▶ Work to do: Determine the number of lines that contain the word "your", then state that number and nothing more.

Records from a dataset:
════════════════

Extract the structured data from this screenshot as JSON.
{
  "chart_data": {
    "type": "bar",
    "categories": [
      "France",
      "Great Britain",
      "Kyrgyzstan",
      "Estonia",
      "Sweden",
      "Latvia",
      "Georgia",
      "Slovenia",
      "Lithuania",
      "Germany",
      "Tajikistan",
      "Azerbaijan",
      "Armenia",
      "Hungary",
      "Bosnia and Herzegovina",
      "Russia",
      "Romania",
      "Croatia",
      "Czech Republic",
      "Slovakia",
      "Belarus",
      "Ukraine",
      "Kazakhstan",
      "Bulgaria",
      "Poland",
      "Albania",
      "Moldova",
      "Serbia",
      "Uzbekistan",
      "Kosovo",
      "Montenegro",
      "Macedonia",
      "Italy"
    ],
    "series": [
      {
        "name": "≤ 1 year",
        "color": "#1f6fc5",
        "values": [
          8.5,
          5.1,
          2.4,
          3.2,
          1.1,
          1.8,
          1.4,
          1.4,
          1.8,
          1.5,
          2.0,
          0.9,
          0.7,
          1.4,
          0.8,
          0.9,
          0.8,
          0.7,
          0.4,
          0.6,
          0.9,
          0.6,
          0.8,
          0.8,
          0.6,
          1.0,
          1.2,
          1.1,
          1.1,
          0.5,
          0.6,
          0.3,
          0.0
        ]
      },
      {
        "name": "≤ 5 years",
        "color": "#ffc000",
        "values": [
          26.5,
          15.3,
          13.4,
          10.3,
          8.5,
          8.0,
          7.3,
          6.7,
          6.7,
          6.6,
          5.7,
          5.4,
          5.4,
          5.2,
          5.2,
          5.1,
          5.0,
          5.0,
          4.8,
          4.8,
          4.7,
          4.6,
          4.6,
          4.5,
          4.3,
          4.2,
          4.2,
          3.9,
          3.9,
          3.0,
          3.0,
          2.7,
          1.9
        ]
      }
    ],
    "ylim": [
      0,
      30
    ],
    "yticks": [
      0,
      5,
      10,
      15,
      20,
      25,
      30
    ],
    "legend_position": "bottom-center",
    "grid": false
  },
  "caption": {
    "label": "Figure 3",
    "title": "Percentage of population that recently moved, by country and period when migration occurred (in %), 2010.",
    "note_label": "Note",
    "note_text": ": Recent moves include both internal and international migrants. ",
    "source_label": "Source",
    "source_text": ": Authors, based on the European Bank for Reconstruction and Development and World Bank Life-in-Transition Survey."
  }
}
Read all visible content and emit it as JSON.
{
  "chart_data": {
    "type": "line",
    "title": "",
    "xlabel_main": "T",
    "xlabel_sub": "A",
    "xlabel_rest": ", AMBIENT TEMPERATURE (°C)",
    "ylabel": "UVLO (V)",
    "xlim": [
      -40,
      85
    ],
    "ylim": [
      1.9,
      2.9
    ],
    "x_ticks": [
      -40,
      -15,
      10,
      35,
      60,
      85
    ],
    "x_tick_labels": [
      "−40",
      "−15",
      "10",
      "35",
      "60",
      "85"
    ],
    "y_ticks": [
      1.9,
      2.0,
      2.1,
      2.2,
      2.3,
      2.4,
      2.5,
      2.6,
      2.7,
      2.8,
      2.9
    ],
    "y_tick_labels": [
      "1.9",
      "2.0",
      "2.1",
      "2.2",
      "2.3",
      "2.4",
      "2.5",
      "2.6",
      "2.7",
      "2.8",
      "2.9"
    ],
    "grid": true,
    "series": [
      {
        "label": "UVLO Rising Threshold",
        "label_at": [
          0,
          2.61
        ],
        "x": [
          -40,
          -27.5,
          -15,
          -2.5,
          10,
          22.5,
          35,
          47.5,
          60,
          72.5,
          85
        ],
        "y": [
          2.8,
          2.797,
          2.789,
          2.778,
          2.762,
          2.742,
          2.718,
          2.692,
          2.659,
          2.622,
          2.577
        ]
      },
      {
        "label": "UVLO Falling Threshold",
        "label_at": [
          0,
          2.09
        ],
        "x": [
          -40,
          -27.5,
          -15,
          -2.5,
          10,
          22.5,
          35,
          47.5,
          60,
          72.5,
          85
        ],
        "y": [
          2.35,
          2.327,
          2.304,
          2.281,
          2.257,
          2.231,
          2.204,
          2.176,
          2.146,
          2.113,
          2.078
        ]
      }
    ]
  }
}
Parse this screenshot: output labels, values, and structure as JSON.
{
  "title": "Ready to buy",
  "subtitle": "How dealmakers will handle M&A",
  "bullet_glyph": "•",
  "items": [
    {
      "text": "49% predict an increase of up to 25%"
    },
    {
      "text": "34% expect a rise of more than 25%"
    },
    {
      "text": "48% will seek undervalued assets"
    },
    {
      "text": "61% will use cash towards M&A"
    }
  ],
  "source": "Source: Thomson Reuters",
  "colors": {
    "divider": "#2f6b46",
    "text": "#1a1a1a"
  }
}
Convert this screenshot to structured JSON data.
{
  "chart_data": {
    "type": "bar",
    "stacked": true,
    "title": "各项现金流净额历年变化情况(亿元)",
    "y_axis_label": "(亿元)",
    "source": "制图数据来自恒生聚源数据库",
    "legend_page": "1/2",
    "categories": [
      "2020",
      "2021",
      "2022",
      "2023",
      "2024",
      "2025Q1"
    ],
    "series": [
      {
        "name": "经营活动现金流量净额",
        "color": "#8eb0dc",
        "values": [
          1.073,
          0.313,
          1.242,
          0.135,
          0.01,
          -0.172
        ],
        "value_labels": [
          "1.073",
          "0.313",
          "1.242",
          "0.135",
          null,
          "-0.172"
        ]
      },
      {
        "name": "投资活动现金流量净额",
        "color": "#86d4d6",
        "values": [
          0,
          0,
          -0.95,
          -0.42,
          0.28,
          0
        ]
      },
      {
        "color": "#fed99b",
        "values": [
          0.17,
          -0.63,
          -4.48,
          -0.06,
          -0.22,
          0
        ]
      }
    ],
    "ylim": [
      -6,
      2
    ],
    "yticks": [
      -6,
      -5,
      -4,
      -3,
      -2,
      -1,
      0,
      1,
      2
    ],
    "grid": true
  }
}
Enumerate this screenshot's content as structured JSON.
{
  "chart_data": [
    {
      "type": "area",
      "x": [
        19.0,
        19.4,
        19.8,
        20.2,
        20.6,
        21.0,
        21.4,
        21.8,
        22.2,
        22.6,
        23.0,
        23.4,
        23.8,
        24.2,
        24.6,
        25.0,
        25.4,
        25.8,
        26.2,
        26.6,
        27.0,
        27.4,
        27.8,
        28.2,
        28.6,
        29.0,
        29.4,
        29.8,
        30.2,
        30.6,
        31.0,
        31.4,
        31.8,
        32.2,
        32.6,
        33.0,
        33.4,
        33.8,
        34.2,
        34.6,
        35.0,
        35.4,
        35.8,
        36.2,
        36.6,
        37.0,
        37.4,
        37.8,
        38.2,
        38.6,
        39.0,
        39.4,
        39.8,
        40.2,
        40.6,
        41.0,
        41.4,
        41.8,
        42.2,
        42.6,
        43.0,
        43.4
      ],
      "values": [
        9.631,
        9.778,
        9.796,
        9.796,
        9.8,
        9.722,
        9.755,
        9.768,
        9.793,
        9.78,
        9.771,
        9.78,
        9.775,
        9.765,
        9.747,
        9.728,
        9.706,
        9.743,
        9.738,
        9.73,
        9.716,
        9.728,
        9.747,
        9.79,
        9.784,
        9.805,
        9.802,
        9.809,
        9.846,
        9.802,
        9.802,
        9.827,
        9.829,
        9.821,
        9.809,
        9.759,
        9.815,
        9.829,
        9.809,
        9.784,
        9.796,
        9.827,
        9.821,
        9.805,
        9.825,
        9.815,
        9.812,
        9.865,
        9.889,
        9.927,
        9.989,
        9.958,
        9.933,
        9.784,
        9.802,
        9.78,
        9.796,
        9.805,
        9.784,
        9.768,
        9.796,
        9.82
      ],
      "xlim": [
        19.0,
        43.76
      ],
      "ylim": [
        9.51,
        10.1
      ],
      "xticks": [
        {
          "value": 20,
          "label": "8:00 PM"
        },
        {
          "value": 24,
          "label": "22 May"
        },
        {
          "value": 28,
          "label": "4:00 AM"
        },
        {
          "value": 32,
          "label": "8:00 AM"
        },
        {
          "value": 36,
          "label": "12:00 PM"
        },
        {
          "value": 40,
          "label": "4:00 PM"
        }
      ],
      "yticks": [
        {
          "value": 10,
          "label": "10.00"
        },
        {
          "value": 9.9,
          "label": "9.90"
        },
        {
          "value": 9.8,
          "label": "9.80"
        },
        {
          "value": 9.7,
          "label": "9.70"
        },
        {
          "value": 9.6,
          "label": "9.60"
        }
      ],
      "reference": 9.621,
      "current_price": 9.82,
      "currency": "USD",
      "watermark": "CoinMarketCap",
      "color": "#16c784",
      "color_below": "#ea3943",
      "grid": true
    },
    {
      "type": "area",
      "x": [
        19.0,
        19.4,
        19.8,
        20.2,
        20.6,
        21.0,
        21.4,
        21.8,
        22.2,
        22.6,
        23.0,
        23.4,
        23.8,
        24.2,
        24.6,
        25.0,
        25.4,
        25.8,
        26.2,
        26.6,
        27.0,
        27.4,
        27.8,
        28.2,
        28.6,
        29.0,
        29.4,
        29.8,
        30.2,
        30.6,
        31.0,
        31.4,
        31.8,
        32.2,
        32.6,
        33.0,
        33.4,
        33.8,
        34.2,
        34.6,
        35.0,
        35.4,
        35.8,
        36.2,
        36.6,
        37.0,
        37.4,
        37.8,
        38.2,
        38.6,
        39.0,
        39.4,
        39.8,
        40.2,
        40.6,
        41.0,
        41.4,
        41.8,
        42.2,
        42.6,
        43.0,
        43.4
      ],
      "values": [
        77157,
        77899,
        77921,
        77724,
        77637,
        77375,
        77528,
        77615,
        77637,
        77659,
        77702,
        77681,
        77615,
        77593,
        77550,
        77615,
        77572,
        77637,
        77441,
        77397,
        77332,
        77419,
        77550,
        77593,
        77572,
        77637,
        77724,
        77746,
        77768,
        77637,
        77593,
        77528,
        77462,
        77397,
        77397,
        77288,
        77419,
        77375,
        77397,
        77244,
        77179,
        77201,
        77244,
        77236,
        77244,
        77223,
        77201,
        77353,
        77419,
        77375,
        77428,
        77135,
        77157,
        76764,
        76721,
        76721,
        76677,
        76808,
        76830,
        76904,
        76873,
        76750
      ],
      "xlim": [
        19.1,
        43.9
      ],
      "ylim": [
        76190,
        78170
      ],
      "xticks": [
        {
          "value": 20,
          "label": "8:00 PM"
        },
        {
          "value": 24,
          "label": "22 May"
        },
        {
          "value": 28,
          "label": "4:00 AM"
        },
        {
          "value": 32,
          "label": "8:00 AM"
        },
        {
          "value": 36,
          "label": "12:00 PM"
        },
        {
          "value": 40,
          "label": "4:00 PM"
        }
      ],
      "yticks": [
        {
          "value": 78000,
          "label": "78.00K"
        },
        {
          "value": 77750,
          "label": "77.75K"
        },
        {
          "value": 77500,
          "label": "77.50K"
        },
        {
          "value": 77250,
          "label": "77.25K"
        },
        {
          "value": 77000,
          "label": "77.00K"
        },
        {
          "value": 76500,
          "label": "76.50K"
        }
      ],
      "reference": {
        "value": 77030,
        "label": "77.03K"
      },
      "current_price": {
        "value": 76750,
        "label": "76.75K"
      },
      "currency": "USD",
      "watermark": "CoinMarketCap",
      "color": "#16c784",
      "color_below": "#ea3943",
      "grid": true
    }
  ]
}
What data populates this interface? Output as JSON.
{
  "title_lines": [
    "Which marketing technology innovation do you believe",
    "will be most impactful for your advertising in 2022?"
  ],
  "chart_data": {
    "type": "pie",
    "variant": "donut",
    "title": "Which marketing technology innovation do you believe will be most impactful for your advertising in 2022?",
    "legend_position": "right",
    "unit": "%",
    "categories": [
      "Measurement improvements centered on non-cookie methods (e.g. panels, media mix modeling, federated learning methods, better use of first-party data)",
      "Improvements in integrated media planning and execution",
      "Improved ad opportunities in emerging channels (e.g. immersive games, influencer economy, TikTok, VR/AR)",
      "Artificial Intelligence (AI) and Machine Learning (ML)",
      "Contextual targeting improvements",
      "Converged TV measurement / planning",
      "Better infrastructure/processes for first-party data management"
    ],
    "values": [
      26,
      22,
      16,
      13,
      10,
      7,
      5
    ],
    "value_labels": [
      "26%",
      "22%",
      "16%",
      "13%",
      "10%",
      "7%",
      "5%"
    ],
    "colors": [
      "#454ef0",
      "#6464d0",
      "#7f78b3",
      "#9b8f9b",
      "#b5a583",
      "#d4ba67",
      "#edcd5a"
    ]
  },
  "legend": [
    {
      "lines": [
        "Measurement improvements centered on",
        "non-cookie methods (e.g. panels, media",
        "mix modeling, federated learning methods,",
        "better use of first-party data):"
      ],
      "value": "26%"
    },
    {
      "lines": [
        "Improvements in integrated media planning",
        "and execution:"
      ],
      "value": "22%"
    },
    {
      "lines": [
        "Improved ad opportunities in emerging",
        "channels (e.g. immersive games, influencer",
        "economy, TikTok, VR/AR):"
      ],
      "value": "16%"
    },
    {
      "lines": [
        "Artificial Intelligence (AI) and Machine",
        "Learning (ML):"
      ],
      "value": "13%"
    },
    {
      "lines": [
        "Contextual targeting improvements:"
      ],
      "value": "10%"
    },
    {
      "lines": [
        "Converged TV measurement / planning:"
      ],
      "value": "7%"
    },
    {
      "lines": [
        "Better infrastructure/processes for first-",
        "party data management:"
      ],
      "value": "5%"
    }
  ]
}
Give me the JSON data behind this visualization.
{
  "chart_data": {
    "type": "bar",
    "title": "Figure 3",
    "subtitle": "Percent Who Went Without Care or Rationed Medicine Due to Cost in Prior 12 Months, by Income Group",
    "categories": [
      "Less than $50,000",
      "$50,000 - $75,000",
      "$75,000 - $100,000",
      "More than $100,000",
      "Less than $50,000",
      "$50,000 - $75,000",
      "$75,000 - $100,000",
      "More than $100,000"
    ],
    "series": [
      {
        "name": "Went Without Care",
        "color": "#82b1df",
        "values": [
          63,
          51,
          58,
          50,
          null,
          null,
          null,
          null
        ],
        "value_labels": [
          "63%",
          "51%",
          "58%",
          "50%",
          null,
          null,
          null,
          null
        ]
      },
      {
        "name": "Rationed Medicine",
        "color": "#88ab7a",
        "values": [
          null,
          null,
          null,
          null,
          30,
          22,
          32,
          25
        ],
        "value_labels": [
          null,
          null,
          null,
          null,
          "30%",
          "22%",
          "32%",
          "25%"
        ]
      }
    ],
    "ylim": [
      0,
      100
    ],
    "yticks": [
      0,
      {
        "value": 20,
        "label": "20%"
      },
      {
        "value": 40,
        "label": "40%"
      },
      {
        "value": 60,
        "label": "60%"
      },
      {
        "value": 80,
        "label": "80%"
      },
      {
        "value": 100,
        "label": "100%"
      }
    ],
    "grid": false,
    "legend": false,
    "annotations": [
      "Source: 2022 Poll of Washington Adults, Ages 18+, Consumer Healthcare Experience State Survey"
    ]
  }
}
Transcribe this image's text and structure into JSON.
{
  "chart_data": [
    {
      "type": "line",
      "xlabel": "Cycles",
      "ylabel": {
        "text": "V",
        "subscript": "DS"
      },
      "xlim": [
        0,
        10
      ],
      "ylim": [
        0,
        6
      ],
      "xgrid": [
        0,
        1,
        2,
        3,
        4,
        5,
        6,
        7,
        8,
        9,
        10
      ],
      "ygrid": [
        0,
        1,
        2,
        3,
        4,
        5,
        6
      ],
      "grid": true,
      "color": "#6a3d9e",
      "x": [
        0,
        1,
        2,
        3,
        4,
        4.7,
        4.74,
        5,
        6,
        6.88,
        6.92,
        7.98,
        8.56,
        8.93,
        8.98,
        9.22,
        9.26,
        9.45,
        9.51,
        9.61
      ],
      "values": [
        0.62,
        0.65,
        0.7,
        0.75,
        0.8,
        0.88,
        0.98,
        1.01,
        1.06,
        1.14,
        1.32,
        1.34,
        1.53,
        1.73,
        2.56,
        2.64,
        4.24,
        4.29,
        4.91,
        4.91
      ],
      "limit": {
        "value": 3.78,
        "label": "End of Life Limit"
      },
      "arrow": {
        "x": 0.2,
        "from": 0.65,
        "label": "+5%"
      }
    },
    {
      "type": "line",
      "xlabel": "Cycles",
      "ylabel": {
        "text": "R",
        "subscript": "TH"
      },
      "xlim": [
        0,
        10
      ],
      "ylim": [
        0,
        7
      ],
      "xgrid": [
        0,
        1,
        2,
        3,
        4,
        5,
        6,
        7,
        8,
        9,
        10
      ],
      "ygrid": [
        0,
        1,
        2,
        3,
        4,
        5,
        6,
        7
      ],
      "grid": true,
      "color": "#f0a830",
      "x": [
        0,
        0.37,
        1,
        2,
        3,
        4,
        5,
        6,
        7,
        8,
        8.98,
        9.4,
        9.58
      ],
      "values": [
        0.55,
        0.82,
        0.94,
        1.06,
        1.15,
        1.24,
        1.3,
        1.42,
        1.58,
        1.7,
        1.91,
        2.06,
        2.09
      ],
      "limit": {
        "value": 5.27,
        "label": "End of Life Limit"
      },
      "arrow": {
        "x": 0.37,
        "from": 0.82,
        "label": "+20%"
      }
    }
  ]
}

════════════════

▶ Problem solution: 2